Exercise prompt:
Transcribe the text on wartime presidential power, starting at the words "Categories > Presidency" and stopping after "the fourth line.".

This argument has always struck me as an application of a basic principle of Thomistic metaphysics: The first attribute of essence is existence. Before an entity can be this or be that it must, first, be. Preserving attributes in ways that jeopardize the entity's existence is, as a result, indefensible. As Lincoln put the point in 1864: "My oath to preserve the constitution to the best of my ability imposed upon me the duty of preserving, by every indispensable means, that government--that nation--of which that constitution was the organic law. Was it possible to lose the nation, and yet preserve the constitution? By general law life and limb must be protected; yet often a limb must be amputated to save a life; but a life is never wisely given to save a limb. I felt that measures, otherwise unconstitutional, might become lawful, by becoming indispensable to the preservation of the constitution, through the preservation of the nation."

Of course, a president may mistakenly or cynically claim that the preservation of the nation mandates otherwise unconstitutional government actions. In 1944 the Supreme Court upheld the constitutionality of sending over 100,000 Japanese Americans to internment camps after Pearl Harbor, a policy implemented by two of the great liberal heroes of the last century, President Franklin Roosevelt and Earl Warren, later Chief Justice of the Supreme Court but at the time the governor of California. Eight years later, however, the Court ruled that President Harry Truman had exceeded his constitutional and statutory authority when, during the Korean War, he issued orders nationalizing the steel industry to prevent a strike by the United Steelworkers from shutting down the mills.

There is, obviously, no tidy formula that defines the circumstances under which otherwise unconstitutional may be rendered permissible. In the absence of such a formula, the position of civil libertarian absolutists is that the only way to avoid a slippery slope is to insist that there are no circumstances, ever, where grave national threats legitimate ordinarily unconstitutional government actions. This may not be Representative Ron Paul's belief, exactly, but does seem to animate some of his supporters. A more holistic but less clear-cut position is that the idea of eternal vigilance being the price of liberty works two ways: First, we must be vigilant against all enemies, foreign and domestic, whose threats may sometimes require the government to preserve the nation by taking actions that would ordinarily be impermissible. Second, we must be vigilant against the government, especially when it claims that grave dangers justify extraordinary actions. There are no guarantees, but the continuous exercise of both kinds of vigilance gives us our best hope for preserving our freedoms, and the political order in which they are embedded.
Categories > Presidency

Discussions - 10 Comments

The emphasis that Ron Paul placed on the civil liberties question early this morning suggests to me that he is thinking seriously about a third-party bid. Those on the left who are furious that Obama did not close Gitmo, end rendition, hold civilian trials for terrorist suspects, etc.,might make them take a serious look at a Paul candidacy. He is not a Republican, as his on-line comments endorsing secessionism make very clear. He thinks like all LIncoln haters, failing to distinguish between imagined tyranny and the real thing.

Aauugghh! Cut these words: "make them" in the fourth line.

The reality of this situation throws so many right-wing assumptions into utter disarray - even if we look at it from the pretentiously stoic Vigilance-vs-Liberties that this blogger offers.

"A liberal Democratic president has taken a position on correctly calibrating civil liberties in light of national security imperatives that affirms more than it repudiates his conservative Republican predecessor's policies."

Data shown:

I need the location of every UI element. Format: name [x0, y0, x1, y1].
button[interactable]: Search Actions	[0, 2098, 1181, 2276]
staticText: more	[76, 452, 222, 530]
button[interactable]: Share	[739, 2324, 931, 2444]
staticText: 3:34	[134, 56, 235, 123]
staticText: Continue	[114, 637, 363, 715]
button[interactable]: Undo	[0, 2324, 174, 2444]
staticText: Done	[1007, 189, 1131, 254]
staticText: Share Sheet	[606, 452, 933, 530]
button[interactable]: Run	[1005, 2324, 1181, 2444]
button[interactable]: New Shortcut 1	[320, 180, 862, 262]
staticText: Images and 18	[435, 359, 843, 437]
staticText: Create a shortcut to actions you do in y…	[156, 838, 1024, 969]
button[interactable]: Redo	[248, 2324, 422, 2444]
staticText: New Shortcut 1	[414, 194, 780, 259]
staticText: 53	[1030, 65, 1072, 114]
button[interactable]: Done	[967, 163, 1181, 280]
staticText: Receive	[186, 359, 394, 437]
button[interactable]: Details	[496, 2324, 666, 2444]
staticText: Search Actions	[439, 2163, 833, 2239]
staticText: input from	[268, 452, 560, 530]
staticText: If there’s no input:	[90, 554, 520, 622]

Written answer:
Categories > Presidency

Discussions - 10 Comments

The emphasis that Ron Paul placed on the civil liberties question early this morning suggests to me that he is thinking seriously about a third-party bid. Those on the left who are furious that Obama did not close Gitmo, end rendition, hold civilian trials for terrorist suspects, etc.,might make them take a serious look at a Paul candidacy. He is not a Republican, as his on-line comments endorsing secessionism make very clear. He thinks like all LIncoln haters, failing to distinguish between imagined tyranny and the real thing.

Aauugghh! Cut these words: "make them" in the fourth line.